## WHAT IS NEEDED
Below are records. Count every line containing the word "woman" and give the number alone.

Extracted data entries
____________

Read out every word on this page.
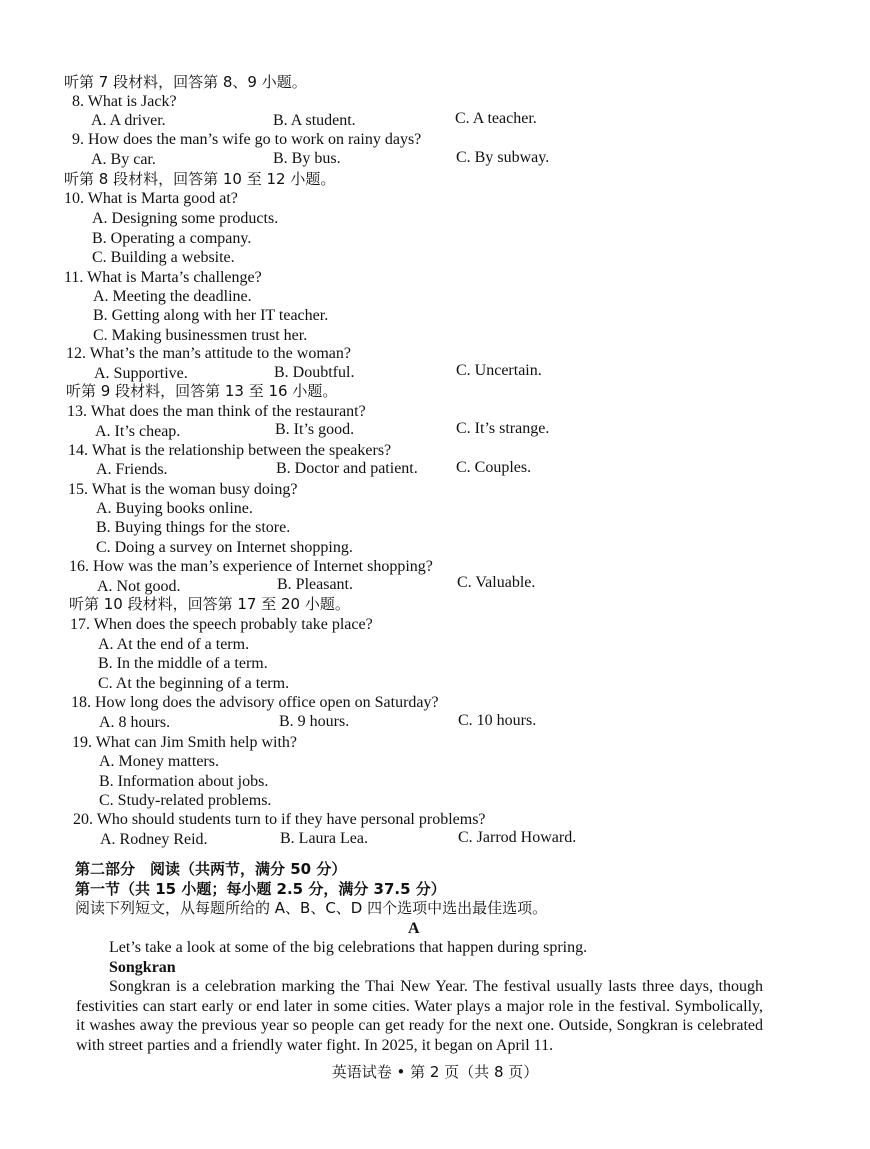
听第 7 段材料，回答第 8、9 小题。
8. What is Jack?
A. A driver.	B. A student.	C. A teacher.
9. How does the man’s wife go to work on rainy days?
A. By car.	B. By bus.	C. By subway.
听第 8 段材料，回答第 10 至 12 小题。
10. What is Marta good at?
A. Designing some products.
B. Operating a company.
C. Building a website.
11. What is Marta’s challenge?
A. Meeting the deadline.
B. Getting along with her IT teacher.
C. Making businessmen trust her.
12. What’s the man’s attitude to the woman?
A. Supportive.	B. Doubtful.	C. Uncertain.
听第 9 段材料，回答第 13 至 16 小题。
13. What does the man think of the restaurant?
A. It’s cheap.	B. It’s good.	C. It’s strange.
14. What is the relationship between the speakers?
A. Friends.	B. Doctor and patient. C. Couples.
15. What is the woman busy doing?
A. Buying books online.
B. Buying things for the store.
C. Doing a survey on Internet shopping.
16. How was the man’s experience of Internet shopping?
A. Not good.	B. Pleasant.	C. Valuable.
听第 10 段材料，回答第 17 至 20 小题。
17. When does the speech probably take place?
A. At the end of a term.
B. In the middle of a term.
C. At the beginning of a term.
18. How long does the advisory office open on Saturday?
A. 8 hours.	B. 9 hours.	C. 10 hours.
19. What can Jim Smith help with?
A. Money matters.
B. Information about jobs.
C. Study-related problems.
20. Who should students turn to if they have personal problems?
A. Rodney Reid.	B. Laura Lea.	C. Jarrod Howard.
第二部分　阅读（共两节，满分 50 分）
第一节（共 15 小题；每小题 2.5 分，满分 37.5 分）
阅读下列短文，从每题所给的 A、B、C、D 四个选项中选出最佳选项。
A
Let’s take a look at some of the big celebrations that happen during spring.
Songkran
Songkran is a celebration marking the Thai New Year. The festival usually lasts three days, though festivities can start early or end later in some cities. Water plays a major role in the festival. Symbolically, it washes away the previous year so people can get ready for the next one. Outside, Songkran is celebrated with street parties and a friendly water fight. In 2025, it began on April 11.
英语试卷 • 第 2 页（共 8 页）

____________

## ANSWER FOR THE TASK
2